Copy out the data below as written; omit any images.

┌──

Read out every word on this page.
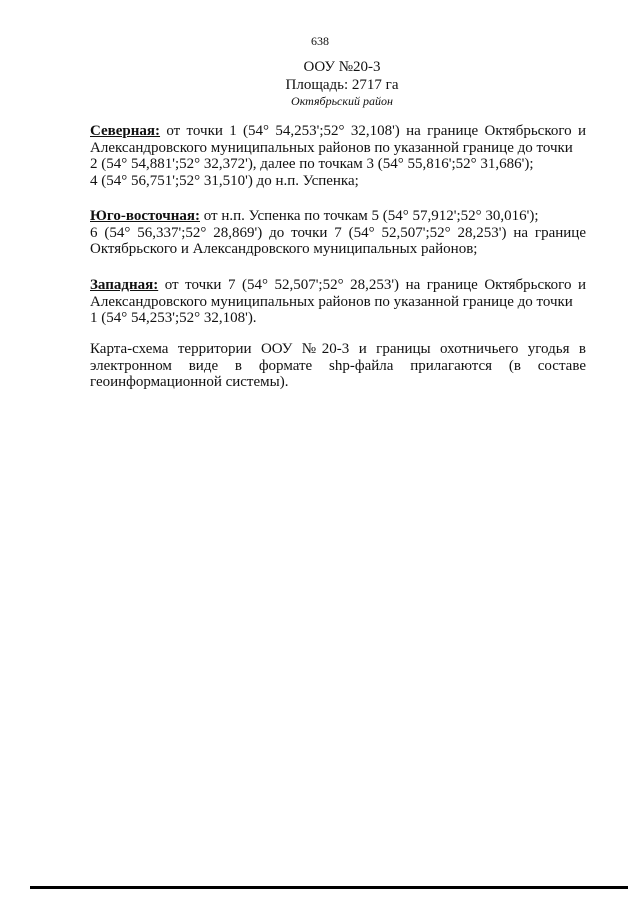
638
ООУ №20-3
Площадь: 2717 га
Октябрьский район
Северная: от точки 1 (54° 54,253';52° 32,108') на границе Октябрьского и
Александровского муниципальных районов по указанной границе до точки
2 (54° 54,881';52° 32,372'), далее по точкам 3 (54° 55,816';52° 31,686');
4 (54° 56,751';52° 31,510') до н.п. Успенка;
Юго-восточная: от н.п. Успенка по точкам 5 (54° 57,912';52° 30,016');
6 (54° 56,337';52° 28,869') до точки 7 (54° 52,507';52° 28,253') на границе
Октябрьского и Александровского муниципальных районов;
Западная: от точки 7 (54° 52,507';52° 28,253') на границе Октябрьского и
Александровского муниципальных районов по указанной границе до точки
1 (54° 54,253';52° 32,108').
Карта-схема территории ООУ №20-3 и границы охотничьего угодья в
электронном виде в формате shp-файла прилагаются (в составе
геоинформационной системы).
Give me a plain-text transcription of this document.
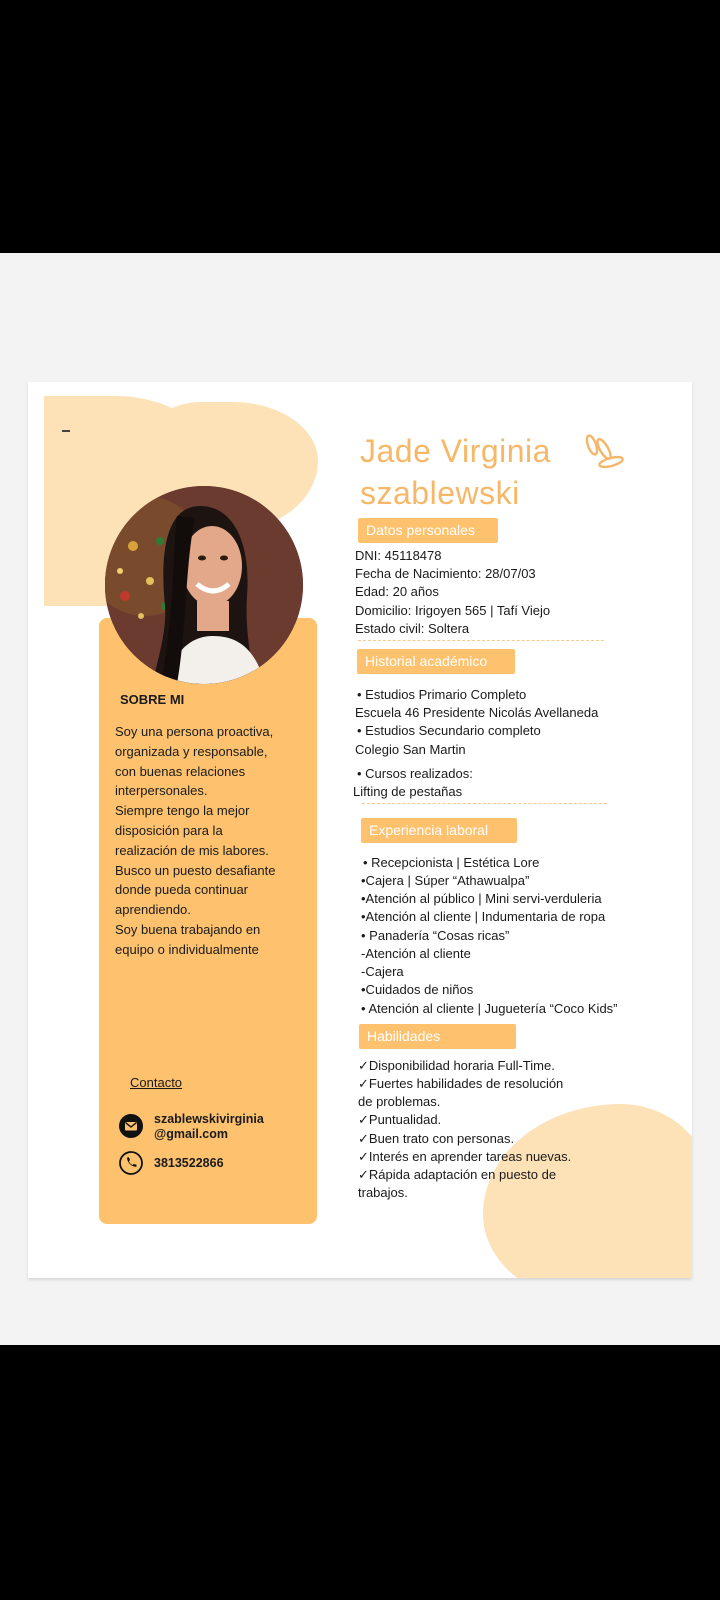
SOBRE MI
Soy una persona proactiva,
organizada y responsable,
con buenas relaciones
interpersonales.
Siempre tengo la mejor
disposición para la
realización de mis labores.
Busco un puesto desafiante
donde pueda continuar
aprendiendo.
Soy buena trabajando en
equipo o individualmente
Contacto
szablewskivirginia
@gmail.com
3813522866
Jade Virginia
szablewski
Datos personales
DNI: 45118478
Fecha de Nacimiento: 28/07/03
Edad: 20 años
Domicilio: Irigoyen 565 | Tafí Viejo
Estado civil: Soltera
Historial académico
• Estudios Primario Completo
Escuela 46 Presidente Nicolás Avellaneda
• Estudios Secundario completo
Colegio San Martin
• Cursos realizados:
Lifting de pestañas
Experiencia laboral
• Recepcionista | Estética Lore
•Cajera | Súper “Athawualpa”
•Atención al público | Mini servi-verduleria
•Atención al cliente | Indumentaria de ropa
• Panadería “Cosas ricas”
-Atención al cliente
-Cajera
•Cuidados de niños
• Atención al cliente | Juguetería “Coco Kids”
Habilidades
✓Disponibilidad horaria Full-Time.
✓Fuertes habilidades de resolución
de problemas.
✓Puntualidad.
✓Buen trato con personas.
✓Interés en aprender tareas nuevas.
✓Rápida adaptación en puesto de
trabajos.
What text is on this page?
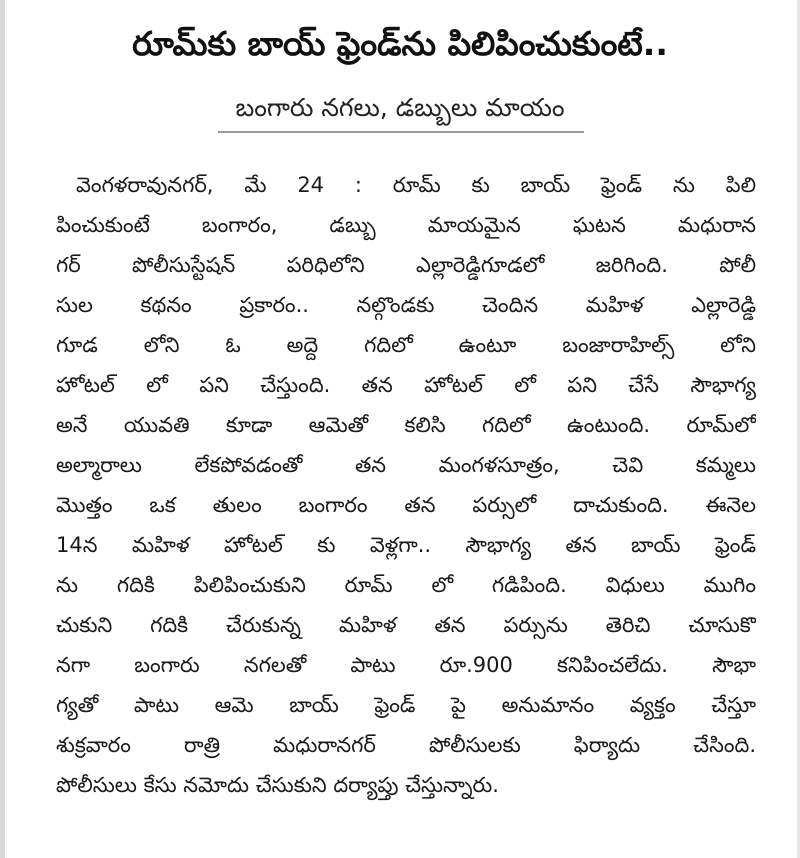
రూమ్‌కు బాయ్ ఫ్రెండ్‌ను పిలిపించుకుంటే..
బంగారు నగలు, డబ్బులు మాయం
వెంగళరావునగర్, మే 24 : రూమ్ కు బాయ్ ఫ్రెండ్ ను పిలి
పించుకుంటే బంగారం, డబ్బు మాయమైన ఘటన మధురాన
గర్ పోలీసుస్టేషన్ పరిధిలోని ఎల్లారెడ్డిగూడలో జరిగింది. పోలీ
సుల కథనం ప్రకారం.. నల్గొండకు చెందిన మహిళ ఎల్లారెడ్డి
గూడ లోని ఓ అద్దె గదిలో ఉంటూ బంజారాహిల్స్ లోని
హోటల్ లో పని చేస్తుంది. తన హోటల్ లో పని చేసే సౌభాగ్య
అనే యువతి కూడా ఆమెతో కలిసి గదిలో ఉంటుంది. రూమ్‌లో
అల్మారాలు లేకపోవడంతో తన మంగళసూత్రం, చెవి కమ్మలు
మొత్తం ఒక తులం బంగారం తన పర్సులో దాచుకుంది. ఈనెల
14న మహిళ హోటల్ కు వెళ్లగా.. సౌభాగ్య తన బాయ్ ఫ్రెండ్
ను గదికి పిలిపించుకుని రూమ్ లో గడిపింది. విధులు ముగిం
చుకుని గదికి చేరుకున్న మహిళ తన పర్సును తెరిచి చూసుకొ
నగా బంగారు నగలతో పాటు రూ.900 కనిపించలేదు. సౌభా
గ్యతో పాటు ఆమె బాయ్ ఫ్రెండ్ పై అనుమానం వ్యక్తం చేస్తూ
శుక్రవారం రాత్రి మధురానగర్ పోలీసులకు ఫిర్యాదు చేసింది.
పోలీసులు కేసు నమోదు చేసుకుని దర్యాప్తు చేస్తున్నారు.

└──

*ANSWER TO THIS TASK*.
Read out every word on this page.
638
ООУ №20-3
Площадь: 2717 га
Октябрьский район
Северная: от точки 1 (54° 54,253';52° 32,108') на границе Октябрьского и
Александровского муниципальных районов по указанной границе до точки
2 (54° 54,881';52° 32,372'), далее по точкам 3 (54° 55,816';52° 31,686');
4 (54° 56,751';52° 31,510') до н.п. Успенка;
Юго-восточная: от н.п. Успенка по точкам 5 (54° 57,912';52° 30,016');
6 (54° 56,337';52° 28,869') до точки 7 (54° 52,507';52° 28,253') на границе
Октябрьского и Александровского муниципальных районов;
Западная: от точки 7 (54° 52,507';52° 28,253') на границе Октябрьского и
Александровского муниципальных районов по указанной границе до точки
1 (54° 54,253';52° 32,108').
Карта-схема территории ООУ №20-3 и границы охотничьего угодья в
электронном виде в формате shp-файла прилагаются (в составе
геоинформационной системы).
Give me a plain-text transcription of this document.
SOBRE MI
Soy una persona proactiva,
organizada y responsable,
con buenas relaciones
interpersonales.
Siempre tengo la mejor
disposición para la
realización de mis labores.
Busco un puesto desafiante
donde pueda continuar
aprendiendo.
Soy buena trabajando en
equipo o individualmente
Contacto
szablewskivirginia
@gmail.com
3813522866
Jade Virginia
szablewski
Datos personales
DNI: 45118478
Fecha de Nacimiento: 28/07/03
Edad: 20 años
Domicilio: Irigoyen 565 | Tafí Viejo
Estado civil: Soltera
Historial académico
• Estudios Primario Completo
Escuela 46 Presidente Nicolás Avellaneda
• Estudios Secundario completo
Colegio San Martin
• Cursos realizados:
Lifting de pestañas
Experiencia laboral
• Recepcionista | Estética Lore
•Cajera | Súper “Athawualpa”
•Atención al público | Mini servi-verduleria
•Atención al cliente | Indumentaria de ropa
• Panadería “Cosas ricas”
-Atención al cliente
-Cajera
•Cuidados de niños
• Atención al cliente | Juguetería “Coco Kids”
Habilidades
✓Disponibilidad horaria Full-Time.
✓Fuertes habilidades de resolución
de problemas.
✓Puntualidad.
✓Buen trato con personas.
✓Interés en aprender tareas nuevas.
✓Rápida adaptación en puesto de
trabajos.
What text is on this page?
రూమ్‌కు బాయ్ ఫ్రెండ్‌ను పిలిపించుకుంటే..
బంగారు నగలు, డబ్బులు మాయం
వెంగళరావునగర్, మే 24 : రూమ్ కు బాయ్ ఫ్రెండ్ ను పిలి
పించుకుంటే బంగారం, డబ్బు మాయమైన ఘటన మధురాన
గర్ పోలీసుస్టేషన్ పరిధిలోని ఎల్లారెడ్డిగూడలో జరిగింది. పోలీ
సుల కథనం ప్రకారం.. నల్గొండకు చెందిన మహిళ ఎల్లారెడ్డి
గూడ లోని ఓ అద్దె గదిలో ఉంటూ బంజారాహిల్స్ లోని
హోటల్ లో పని చేస్తుంది. తన హోటల్ లో పని చేసే సౌభాగ్య
అనే యువతి కూడా ఆమెతో కలిసి గదిలో ఉంటుంది. రూమ్‌లో
అల్మారాలు లేకపోవడంతో తన మంగళసూత్రం, చెవి కమ్మలు
మొత్తం ఒక తులం బంగారం తన పర్సులో దాచుకుంది. ఈనెల
14న మహిళ హోటల్ కు వెళ్లగా.. సౌభాగ్య తన బాయ్ ఫ్రెండ్
ను గదికి పిలిపించుకుని రూమ్ లో గడిపింది. విధులు ముగిం
చుకుని గదికి చేరుకున్న మహిళ తన పర్సును తెరిచి చూసుకొ
నగా బంగారు నగలతో పాటు రూ.900 కనిపించలేదు. సౌభా
గ్యతో పాటు ఆమె బాయ్ ఫ్రెండ్ పై అనుమానం వ్యక్తం చేస్తూ
శుక్రవారం రాత్రి మధురానగర్ పోలీసులకు ఫిర్యాదు చేసింది.
పోలీసులు కేసు నమోదు చేసుకుని దర్యాప్తు చేస్తున్నారు.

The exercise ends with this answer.